Dataset rows about figures
::::::::

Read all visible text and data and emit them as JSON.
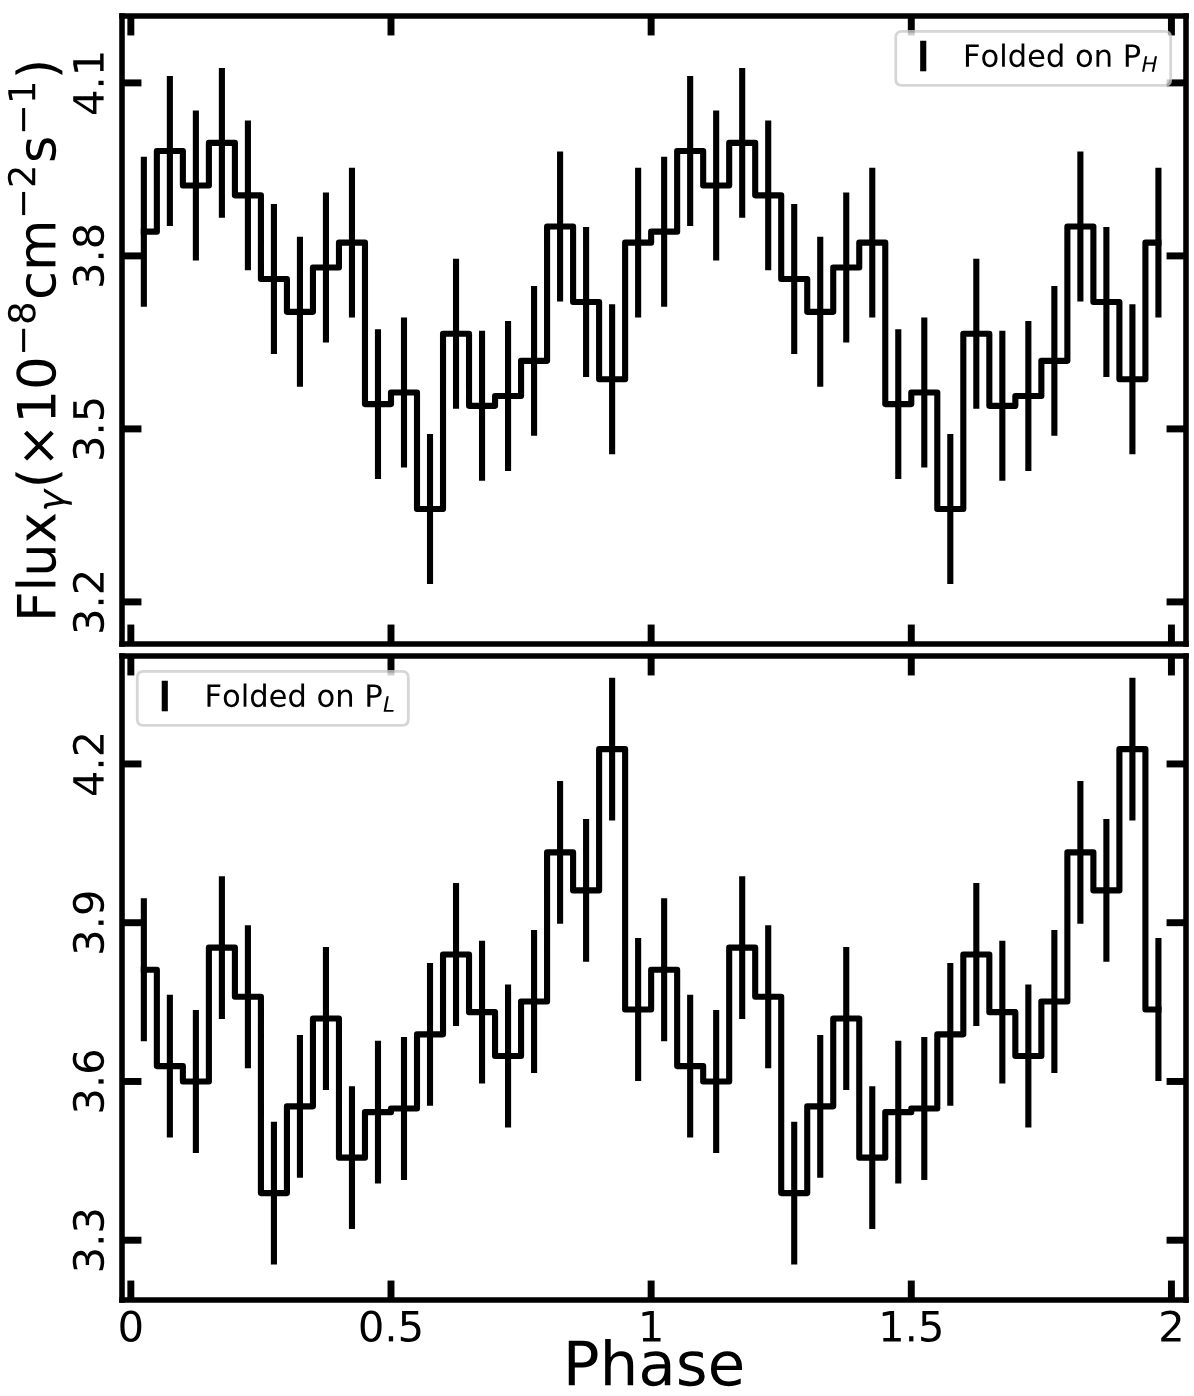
{
  "chart_data": [
    {
      "type": "step",
      "ylabel": "Flux$_{γ}$(×10$^{−8}$cm$^{−2}$s$^{−1}$)",
      "xlim": [
        -0.017,
        2.028
      ],
      "ylim": [
        3.127,
        4.216
      ],
      "xticks": [
        {
          "value": 0,
          "label": null
        },
        {
          "value": 0.5,
          "label": null
        },
        {
          "value": 1,
          "label": null
        },
        {
          "value": 1.5,
          "label": null
        },
        {
          "value": 2,
          "label": null
        }
      ],
      "yticks": [
        3.2,
        3.5,
        3.8,
        4.1
      ],
      "tick_labels": "y",
      "legend": "top right",
      "grid": false,
      "line_style": "solid",
      "x": [
        0.025,
        0.075,
        0.125,
        0.175,
        0.225,
        0.275,
        0.325,
        0.375,
        0.425,
        0.475,
        0.525,
        0.575,
        0.625,
        0.675,
        0.725,
        0.775,
        0.825,
        0.875,
        0.925,
        0.975,
        1.025,
        1.075,
        1.125,
        1.175,
        1.225,
        1.275,
        1.325,
        1.375,
        1.425,
        1.475,
        1.525,
        1.575,
        1.625,
        1.675,
        1.725,
        1.775,
        1.825,
        1.875,
        1.925,
        1.975
      ],
      "series": [
        {
          "name": "Folded on P$_{H}$",
          "color": "#000000",
          "values": [
            3.842,
            3.982,
            3.922,
            3.996,
            3.905,
            3.76,
            3.703,
            3.78,
            3.823,
            3.543,
            3.563,
            3.361,
            3.665,
            3.54,
            3.557,
            3.618,
            3.851,
            3.72,
            3.586,
            3.823,
            3.842,
            3.982,
            3.922,
            3.996,
            3.905,
            3.76,
            3.703,
            3.78,
            3.823,
            3.543,
            3.563,
            3.361,
            3.665,
            3.54,
            3.557,
            3.618,
            3.851,
            3.72,
            3.586,
            3.823
          ],
          "errors": [
            0.13,
            0.13,
            0.13,
            0.13,
            0.13,
            0.13,
            0.13,
            0.13,
            0.13,
            0.13,
            0.13,
            0.13,
            0.13,
            0.13,
            0.13,
            0.13,
            0.13,
            0.13,
            0.13,
            0.13,
            0.13,
            0.13,
            0.13,
            0.13,
            0.13,
            0.13,
            0.13,
            0.13,
            0.13,
            0.13,
            0.13,
            0.13,
            0.13,
            0.13,
            0.13,
            0.13,
            0.13,
            0.13,
            0.13,
            0.13
          ]
        }
      ]
    },
    {
      "type": "step",
      "xlabel": "Phase",
      "xlim": [
        -0.017,
        2.028
      ],
      "ylim": [
        3.187,
        4.404
      ],
      "xticks": [
        0,
        0.5,
        1,
        1.5,
        2
      ],
      "yticks": [
        3.3,
        3.6,
        3.9,
        4.2
      ],
      "legend": "top left",
      "grid": false,
      "line_style": "solid",
      "x": [
        0.025,
        0.075,
        0.125,
        0.175,
        0.225,
        0.275,
        0.325,
        0.375,
        0.425,
        0.475,
        0.525,
        0.575,
        0.625,
        0.675,
        0.725,
        0.775,
        0.825,
        0.875,
        0.925,
        0.975,
        1.025,
        1.075,
        1.125,
        1.175,
        1.225,
        1.275,
        1.325,
        1.375,
        1.425,
        1.475,
        1.525,
        1.575,
        1.625,
        1.675,
        1.725,
        1.775,
        1.825,
        1.875,
        1.925,
        1.975
      ],
      "series": [
        {
          "name": "Folded on P$_{L}$",
          "color": "#000000",
          "values": [
            3.811,
            3.629,
            3.6,
            3.853,
            3.76,
            3.389,
            3.553,
            3.719,
            3.456,
            3.542,
            3.549,
            3.689,
            3.84,
            3.731,
            3.648,
            3.751,
            4.033,
            3.961,
            4.228,
            3.736,
            3.811,
            3.629,
            3.6,
            3.853,
            3.76,
            3.389,
            3.553,
            3.719,
            3.456,
            3.542,
            3.549,
            3.689,
            3.84,
            3.731,
            3.648,
            3.751,
            4.033,
            3.961,
            4.228,
            3.736
          ],
          "errors": [
            0.135,
            0.135,
            0.135,
            0.135,
            0.135,
            0.135,
            0.135,
            0.135,
            0.135,
            0.135,
            0.135,
            0.135,
            0.135,
            0.135,
            0.135,
            0.135,
            0.135,
            0.135,
            0.135,
            0.135,
            0.135,
            0.135,
            0.135,
            0.135,
            0.135,
            0.135,
            0.135,
            0.135,
            0.135,
            0.135,
            0.135,
            0.135,
            0.135,
            0.135,
            0.135,
            0.135,
            0.135,
            0.135,
            0.135,
            0.135
          ]
        }
      ]
    }
  ]
}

::::::::

■ Do this: Using the records above, output their complete text exactly, minus any images.

■ Expected answer:
Read all visible text and data and emit them as JSON.
{
  "chart_data": [
    {
      "type": "step",
      "ylabel": "Flux$_{γ}$(×10$^{−8}$cm$^{−2}$s$^{−1}$)",
      "xlim": [
        -0.017,
        2.028
      ],
      "ylim": [
        3.127,
        4.216
      ],
      "xticks": [
        {
          "value": 0,
          "label": null
        },
        {
          "value": 0.5,
          "label": null
        },
        {
          "value": 1,
          "label": null
        },
        {
          "value": 1.5,
          "label": null
        },
        {
          "value": 2,
          "label": null
        }
      ],
      "yticks": [
        3.2,
        3.5,
        3.8,
        4.1
      ],
      "tick_labels": "y",
      "legend": "top right",
      "grid": false,
      "line_style": "solid",
      "x": [
        0.025,
        0.075,
        0.125,
        0.175,
        0.225,
        0.275,
        0.325,
        0.375,
        0.425,
        0.475,
        0.525,
        0.575,
        0.625,
        0.675,
        0.725,
        0.775,
        0.825,
        0.875,
        0.925,
        0.975,
        1.025,
        1.075,
        1.125,
        1.175,
        1.225,
        1.275,
        1.325,
        1.375,
        1.425,
        1.475,
        1.525,
        1.575,
        1.625,
        1.675,
        1.725,
        1.775,
        1.825,
        1.875,
        1.925,
        1.975
      ],
      "series": [
        {
          "name": "Folded on P$_{H}$",
          "color": "#000000",
          "values": [
            3.842,
            3.982,
            3.922,
            3.996,
            3.905,
            3.76,
            3.703,
            3.78,
            3.823,
            3.543,
            3.563,
            3.361,
            3.665,
            3.54,
            3.557,
            3.618,
            3.851,
            3.72,
            3.586,
            3.823,
            3.842,
            3.982,
            3.922,
            3.996,
            3.905,
            3.76,
            3.703,
            3.78,
            3.823,
            3.543,
            3.563,
            3.361,
            3.665,
            3.54,
            3.557,
            3.618,
            3.851,
            3.72,
            3.586,
            3.823
          ],
          "errors": [
            0.13,
            0.13,
            0.13,
            0.13,
            0.13,
            0.13,
            0.13,
            0.13,
            0.13,
            0.13,
            0.13,
            0.13,
            0.13,
            0.13,
            0.13,
            0.13,
            0.13,
            0.13,
            0.13,
            0.13,
            0.13,
            0.13,
            0.13,
            0.13,
            0.13,
            0.13,
            0.13,
            0.13,
            0.13,
            0.13,
            0.13,
            0.13,
            0.13,
            0.13,
            0.13,
            0.13,
            0.13,
            0.13,
            0.13,
            0.13
          ]
        }
      ]
    },
    {
      "type": "step",
      "xlabel": "Phase",
      "xlim": [
        -0.017,
        2.028
      ],
      "ylim": [
        3.187,
        4.404
      ],
      "xticks": [
        0,
        0.5,
        1,
        1.5,
        2
      ],
      "yticks": [
        3.3,
        3.6,
        3.9,
        4.2
      ],
      "legend": "top left",
      "grid": false,
      "line_style": "solid",
      "x": [
        0.025,
        0.075,
        0.125,
        0.175,
        0.225,
        0.275,
        0.325,
        0.375,
        0.425,
        0.475,
        0.525,
        0.575,
        0.625,
        0.675,
        0.725,
        0.775,
        0.825,
        0.875,
        0.925,
        0.975,
        1.025,
        1.075,
        1.125,
        1.175,
        1.225,
        1.275,
        1.325,
        1.375,
        1.425,
        1.475,
        1.525,
        1.575,
        1.625,
        1.675,
        1.725,
        1.775,
        1.825,
        1.875,
        1.925,
        1.975
      ],
      "series": [
        {
          "name": "Folded on P$_{L}$",
          "color": "#000000",
          "values": [
            3.811,
            3.629,
            3.6,
            3.853,
            3.76,
            3.389,
            3.553,
            3.719,
            3.456,
            3.542,
            3.549,
            3.689,
            3.84,
            3.731,
            3.648,
            3.751,
            4.033,
            3.961,
            4.228,
            3.736,
            3.811,
            3.629,
            3.6,
            3.853,
            3.76,
            3.389,
            3.553,
            3.719,
            3.456,
            3.542,
            3.549,
            3.689,
            3.84,
            3.731,
            3.648,
            3.751,
            4.033,
            3.961,
            4.228,
            3.736
          ],
          "errors": [
            0.135,
            0.135,
            0.135,
            0.135,
            0.135,
            0.135,
            0.135,
            0.135,
            0.135,
            0.135,
            0.135,
            0.135,
            0.135,
            0.135,
            0.135,
            0.135,
            0.135,
            0.135,
            0.135,
            0.135,
            0.135,
            0.135,
            0.135,
            0.135,
            0.135,
            0.135,
            0.135,
            0.135,
            0.135,
            0.135,
            0.135,
            0.135,
            0.135,
            0.135,
            0.135,
            0.135,
            0.135,
            0.135,
            0.135,
            0.135
          ]
        }
      ]
    }
  ]
}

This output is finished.